Transcribe the records that follow. Keep every word exactly, and drop the pictures.

Start of SUPPLIED RECORDS

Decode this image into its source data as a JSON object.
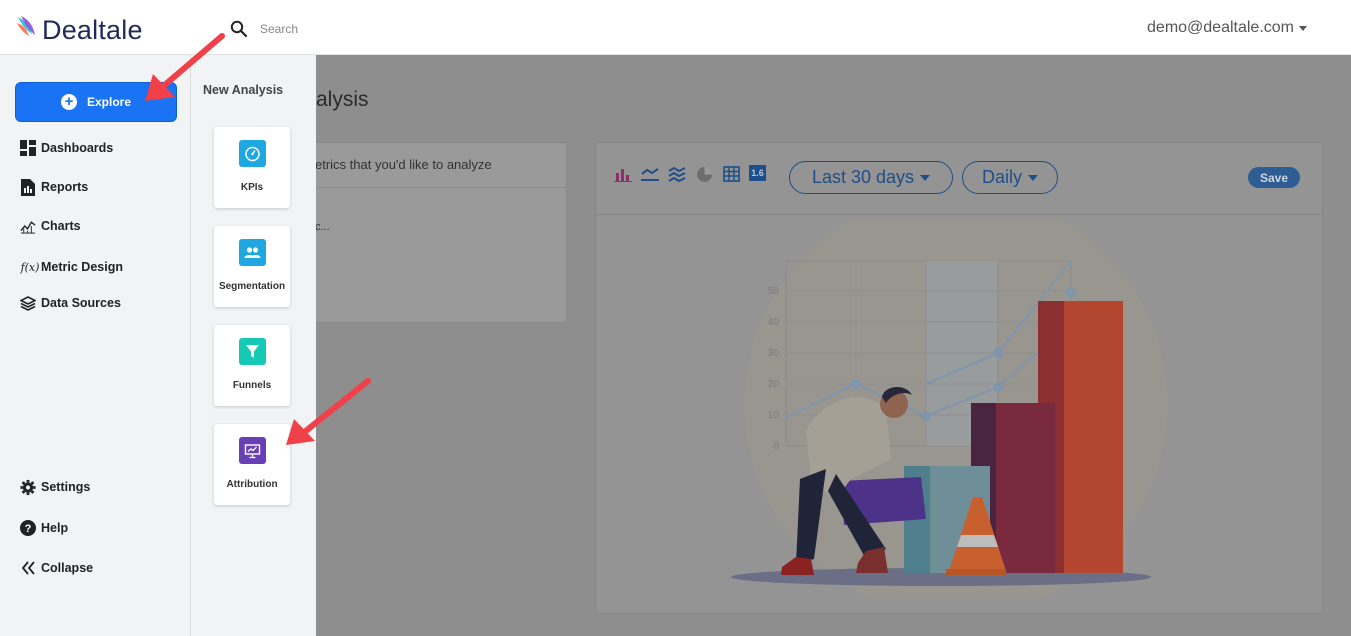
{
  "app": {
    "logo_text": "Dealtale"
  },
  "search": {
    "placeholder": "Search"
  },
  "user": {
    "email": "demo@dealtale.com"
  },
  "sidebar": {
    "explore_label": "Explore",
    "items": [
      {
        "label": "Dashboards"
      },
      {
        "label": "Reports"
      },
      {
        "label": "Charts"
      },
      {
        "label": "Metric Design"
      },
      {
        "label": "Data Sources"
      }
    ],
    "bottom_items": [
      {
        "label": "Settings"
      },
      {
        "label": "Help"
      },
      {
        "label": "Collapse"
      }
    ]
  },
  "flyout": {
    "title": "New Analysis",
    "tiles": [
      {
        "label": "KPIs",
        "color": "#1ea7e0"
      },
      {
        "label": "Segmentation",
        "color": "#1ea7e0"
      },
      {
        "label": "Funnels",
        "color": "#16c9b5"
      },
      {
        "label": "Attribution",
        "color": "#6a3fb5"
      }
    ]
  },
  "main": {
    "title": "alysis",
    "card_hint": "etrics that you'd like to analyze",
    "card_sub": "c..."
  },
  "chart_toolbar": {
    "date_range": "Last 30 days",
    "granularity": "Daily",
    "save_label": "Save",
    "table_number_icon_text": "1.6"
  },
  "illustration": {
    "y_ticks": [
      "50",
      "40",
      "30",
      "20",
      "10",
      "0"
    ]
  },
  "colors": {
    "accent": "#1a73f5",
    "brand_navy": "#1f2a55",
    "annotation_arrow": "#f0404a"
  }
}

End of SUPPLIED RECORDS

§ **SOLUTION TO THE PROBLEM**:
Decode this image into its source data as a JSON object.
{
  "app": {
    "logo_text": "Dealtale"
  },
  "search": {
    "placeholder": "Search"
  },
  "user": {
    "email": "demo@dealtale.com"
  },
  "sidebar": {
    "explore_label": "Explore",
    "items": [
      {
        "label": "Dashboards"
      },
      {
        "label": "Reports"
      },
      {
        "label": "Charts"
      },
      {
        "label": "Metric Design"
      },
      {
        "label": "Data Sources"
      }
    ],
    "bottom_items": [
      {
        "label": "Settings"
      },
      {
        "label": "Help"
      },
      {
        "label": "Collapse"
      }
    ]
  },
  "flyout": {
    "title": "New Analysis",
    "tiles": [
      {
        "label": "KPIs",
        "color": "#1ea7e0"
      },
      {
        "label": "Segmentation",
        "color": "#1ea7e0"
      },
      {
        "label": "Funnels",
        "color": "#16c9b5"
      },
      {
        "label": "Attribution",
        "color": "#6a3fb5"
      }
    ]
  },
  "main": {
    "title": "alysis",
    "card_hint": "etrics that you'd like to analyze",
    "card_sub": "c..."
  },
  "chart_toolbar": {
    "date_range": "Last 30 days",
    "granularity": "Daily",
    "save_label": "Save",
    "table_number_icon_text": "1.6"
  },
  "illustration": {
    "y_ticks": [
      "50",
      "40",
      "30",
      "20",
      "10",
      "0"
    ]
  },
  "colors": {
    "accent": "#1a73f5",
    "brand_navy": "#1f2a55",
    "annotation_arrow": "#f0404a"
  }
}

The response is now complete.